## BEGIN

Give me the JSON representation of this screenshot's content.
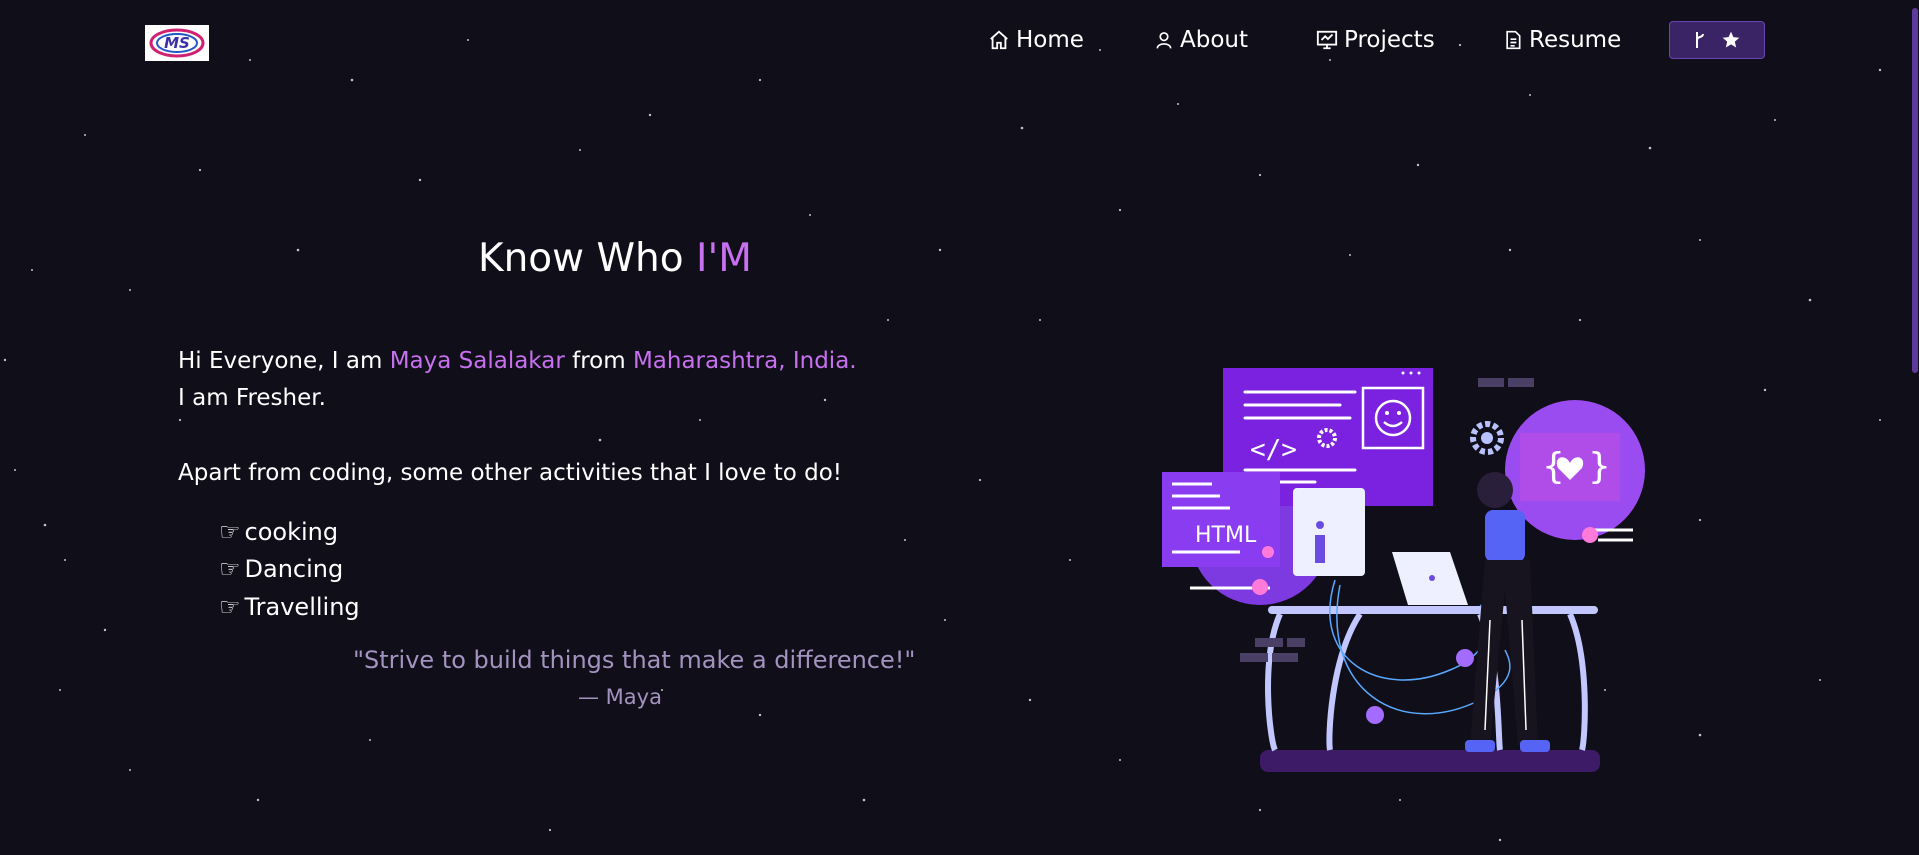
{
  "colors": {
    "background": "#100e18",
    "accent": "#c770f0",
    "quote": "#a393c0",
    "button_bg": "#3b2466",
    "scroll_thumb": "#5e3b9a"
  },
  "logo": {
    "text": "MS"
  },
  "nav": {
    "items": [
      {
        "label": "Home",
        "icon": "home-icon"
      },
      {
        "label": "About",
        "icon": "user-icon"
      },
      {
        "label": "Projects",
        "icon": "projects-icon"
      },
      {
        "label": "Resume",
        "icon": "document-icon"
      }
    ],
    "fork_button": {
      "icons": [
        "git-fork-icon",
        "star-icon"
      ]
    }
  },
  "about": {
    "heading_prefix": "Know Who ",
    "heading_accent": "I'M",
    "intro_1": "Hi Everyone, I am ",
    "name": "Maya Salalakar",
    "intro_2": " from ",
    "location": "Maharashtra, India.",
    "status": "I am Fresher.",
    "activities_intro": "Apart from coding, some other activities that I love to do!",
    "activities": [
      "cooking",
      "Dancing",
      "Travelling"
    ],
    "activity_icon": "hand-pointing-icon",
    "quote": "\"Strive to build things that make a difference!\"",
    "author": "— Maya"
  },
  "illustration": {
    "panel_text": "HTML",
    "icon": "developer-illustration"
  }
}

## END

■ **WHAT THE TASK ASKS**
Set down the material above as is, without any pictures.

■ **THE RESULT**
Give me the JSON representation of this screenshot's content.
{
  "colors": {
    "background": "#100e18",
    "accent": "#c770f0",
    "quote": "#a393c0",
    "button_bg": "#3b2466",
    "scroll_thumb": "#5e3b9a"
  },
  "logo": {
    "text": "MS"
  },
  "nav": {
    "items": [
      {
        "label": "Home",
        "icon": "home-icon"
      },
      {
        "label": "About",
        "icon": "user-icon"
      },
      {
        "label": "Projects",
        "icon": "projects-icon"
      },
      {
        "label": "Resume",
        "icon": "document-icon"
      }
    ],
    "fork_button": {
      "icons": [
        "git-fork-icon",
        "star-icon"
      ]
    }
  },
  "about": {
    "heading_prefix": "Know Who ",
    "heading_accent": "I'M",
    "intro_1": "Hi Everyone, I am ",
    "name": "Maya Salalakar",
    "intro_2": " from ",
    "location": "Maharashtra, India.",
    "status": "I am Fresher.",
    "activities_intro": "Apart from coding, some other activities that I love to do!",
    "activities": [
      "cooking",
      "Dancing",
      "Travelling"
    ],
    "activity_icon": "hand-pointing-icon",
    "quote": "\"Strive to build things that make a difference!\"",
    "author": "— Maya"
  },
  "illustration": {
    "panel_text": "HTML",
    "icon": "developer-illustration"
  }
}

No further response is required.